══ RECORDS FOR THE EXERCISE
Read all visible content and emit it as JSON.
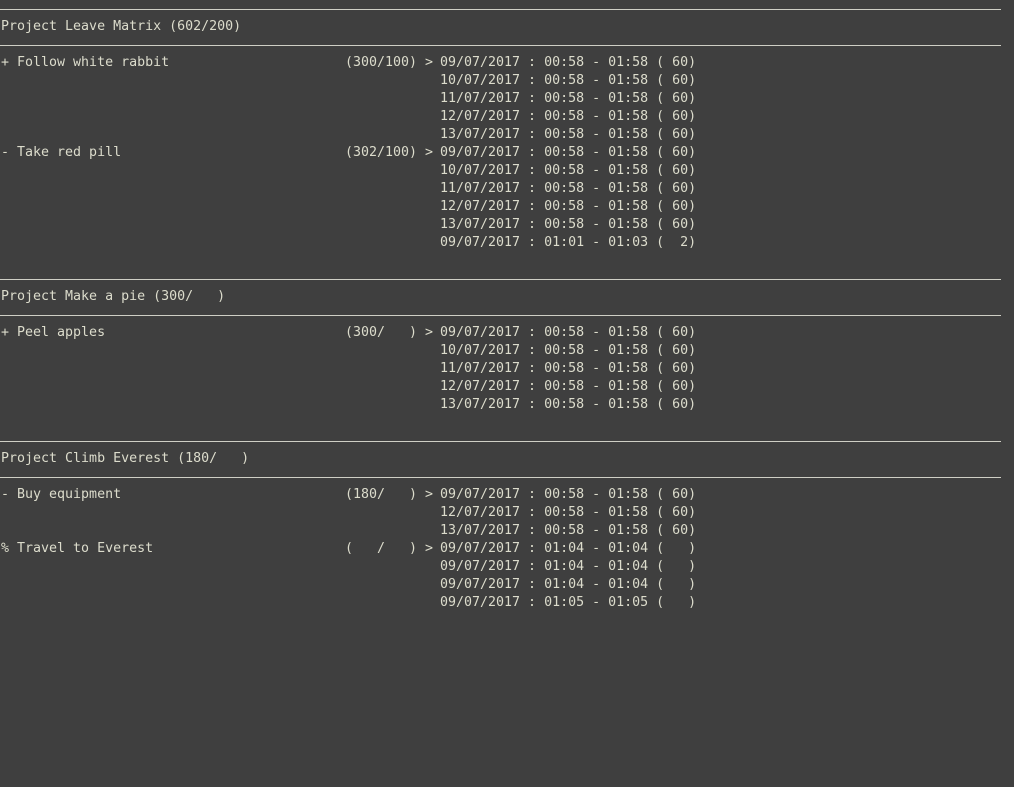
{
  "projects": [
    {
      "header": "Project Leave Matrix (602/200)",
      "tasks": [
        {
          "label": "+ Follow white rabbit",
          "totals": "(300/100)",
          "arrow": ">",
          "entries": [
            "09/07/2017 : 00:58 - 01:58 ( 60)",
            "10/07/2017 : 00:58 - 01:58 ( 60)",
            "11/07/2017 : 00:58 - 01:58 ( 60)",
            "12/07/2017 : 00:58 - 01:58 ( 60)",
            "13/07/2017 : 00:58 - 01:58 ( 60)"
          ]
        },
        {
          "label": "- Take red pill",
          "totals": "(302/100)",
          "arrow": ">",
          "entries": [
            "09/07/2017 : 00:58 - 01:58 ( 60)",
            "10/07/2017 : 00:58 - 01:58 ( 60)",
            "11/07/2017 : 00:58 - 01:58 ( 60)",
            "12/07/2017 : 00:58 - 01:58 ( 60)",
            "13/07/2017 : 00:58 - 01:58 ( 60)",
            "09/07/2017 : 01:01 - 01:03 (  2)"
          ]
        }
      ]
    },
    {
      "header": "Project Make a pie (300/   )",
      "tasks": [
        {
          "label": "+ Peel apples",
          "totals": "(300/   )",
          "arrow": ">",
          "entries": [
            "09/07/2017 : 00:58 - 01:58 ( 60)",
            "10/07/2017 : 00:58 - 01:58 ( 60)",
            "11/07/2017 : 00:58 - 01:58 ( 60)",
            "12/07/2017 : 00:58 - 01:58 ( 60)",
            "13/07/2017 : 00:58 - 01:58 ( 60)"
          ]
        }
      ]
    },
    {
      "header": "Project Climb Everest (180/   )",
      "tasks": [
        {
          "label": "- Buy equipment",
          "totals": "(180/   )",
          "arrow": ">",
          "entries": [
            "09/07/2017 : 00:58 - 01:58 ( 60)",
            "12/07/2017 : 00:58 - 01:58 ( 60)",
            "13/07/2017 : 00:58 - 01:58 ( 60)"
          ]
        },
        {
          "label": "% Travel to Everest",
          "totals": "(   /   )",
          "arrow": ">",
          "entries": [
            "09/07/2017 : 01:04 - 01:04 (   )",
            "09/07/2017 : 01:04 - 01:04 (   )",
            "09/07/2017 : 01:04 - 01:04 (   )",
            "09/07/2017 : 01:05 - 01:05 (   )"
          ]
        }
      ]
    }
  ]
}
════
_WHAT TO WORK ON_
Copy the records above exactly, omitting every picture.

_THE RESPONSE_
Read all visible content and emit it as JSON.
{
  "projects": [
    {
      "header": "Project Leave Matrix (602/200)",
      "tasks": [
        {
          "label": "+ Follow white rabbit",
          "totals": "(300/100)",
          "arrow": ">",
          "entries": [
            "09/07/2017 : 00:58 - 01:58 ( 60)",
            "10/07/2017 : 00:58 - 01:58 ( 60)",
            "11/07/2017 : 00:58 - 01:58 ( 60)",
            "12/07/2017 : 00:58 - 01:58 ( 60)",
            "13/07/2017 : 00:58 - 01:58 ( 60)"
          ]
        },
        {
          "label": "- Take red pill",
          "totals": "(302/100)",
          "arrow": ">",
          "entries": [
            "09/07/2017 : 00:58 - 01:58 ( 60)",
            "10/07/2017 : 00:58 - 01:58 ( 60)",
            "11/07/2017 : 00:58 - 01:58 ( 60)",
            "12/07/2017 : 00:58 - 01:58 ( 60)",
            "13/07/2017 : 00:58 - 01:58 ( 60)",
            "09/07/2017 : 01:01 - 01:03 (  2)"
          ]
        }
      ]
    },
    {
      "header": "Project Make a pie (300/   )",
      "tasks": [
        {
          "label": "+ Peel apples",
          "totals": "(300/   )",
          "arrow": ">",
          "entries": [
            "09/07/2017 : 00:58 - 01:58 ( 60)",
            "10/07/2017 : 00:58 - 01:58 ( 60)",
            "11/07/2017 : 00:58 - 01:58 ( 60)",
            "12/07/2017 : 00:58 - 01:58 ( 60)",
            "13/07/2017 : 00:58 - 01:58 ( 60)"
          ]
        }
      ]
    },
    {
      "header": "Project Climb Everest (180/   )",
      "tasks": [
        {
          "label": "- Buy equipment",
          "totals": "(180/   )",
          "arrow": ">",
          "entries": [
            "09/07/2017 : 00:58 - 01:58 ( 60)",
            "12/07/2017 : 00:58 - 01:58 ( 60)",
            "13/07/2017 : 00:58 - 01:58 ( 60)"
          ]
        },
        {
          "label": "% Travel to Everest",
          "totals": "(   /   )",
          "arrow": ">",
          "entries": [
            "09/07/2017 : 01:04 - 01:04 (   )",
            "09/07/2017 : 01:04 - 01:04 (   )",
            "09/07/2017 : 01:04 - 01:04 (   )",
            "09/07/2017 : 01:05 - 01:05 (   )"
          ]
        }
      ]
    }
  ]
}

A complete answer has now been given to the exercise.